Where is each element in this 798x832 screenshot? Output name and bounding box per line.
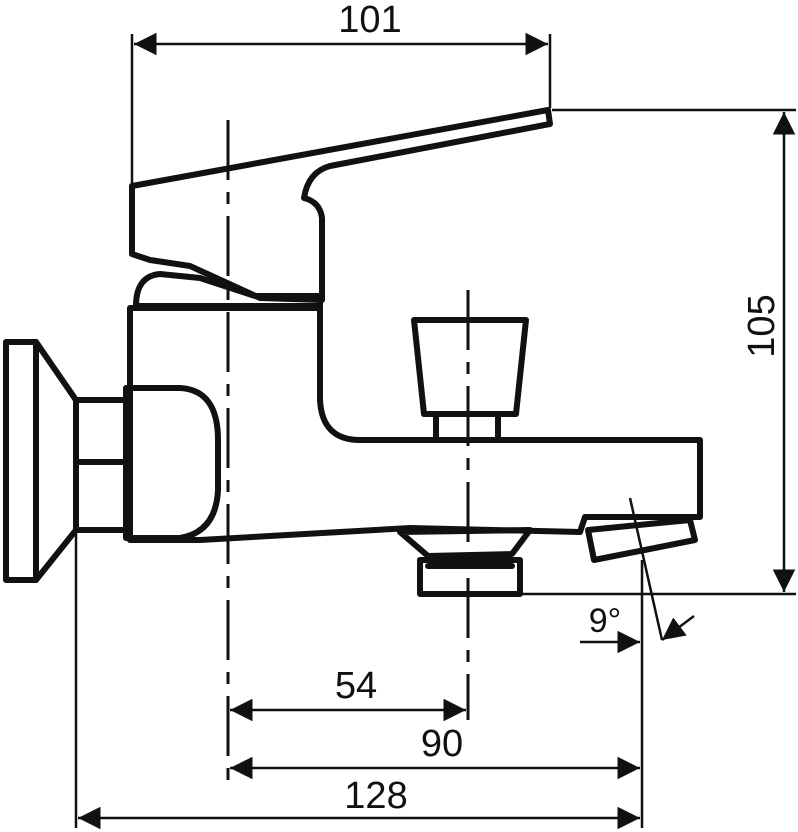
angle-dimension: 9° (580, 602, 695, 654)
wall-flange (3, 339, 79, 583)
hex-nut (73, 397, 129, 533)
diverter-knob (411, 317, 529, 443)
dimension-label-54: 54 (335, 665, 377, 707)
dimension-54: 54 (230, 665, 466, 722)
dimension-label-101: 101 (338, 0, 401, 41)
dimension-90: 90 (230, 723, 640, 780)
dimension-label-90: 90 (421, 723, 463, 765)
mixer-body (123, 385, 221, 541)
angle-label: 9° (589, 602, 622, 640)
dimension-105: 105 (741, 112, 796, 592)
aerator (397, 527, 533, 597)
dimension-101: 101 (134, 0, 548, 56)
shower-outlet (585, 517, 698, 563)
extension-lines (74, 34, 796, 828)
dimension-label-128: 128 (344, 775, 407, 817)
dimension-label-105: 105 (741, 294, 783, 357)
dimension-128: 128 (78, 775, 640, 830)
lever-handle (129, 107, 553, 303)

__What needs to be done__
Copy the lines of the entries word for word, starting at the line that contains "angle-dimension: 9° (580, 602, 695, 654)" and ending at the line that contains "mixer-body (123, 385, 221, 541)", with both of those lines included.

__Response below__
angle-dimension: 9° (580, 602, 695, 654)
wall-flange (3, 339, 79, 583)
hex-nut (73, 397, 129, 533)
diverter-knob (411, 317, 529, 443)
dimension-label-54: 54 (335, 665, 377, 707)
dimension-54: 54 (230, 665, 466, 722)
dimension-label-101: 101 (338, 0, 401, 41)
dimension-90: 90 (230, 723, 640, 780)
dimension-label-90: 90 (421, 723, 463, 765)
mixer-body (123, 385, 221, 541)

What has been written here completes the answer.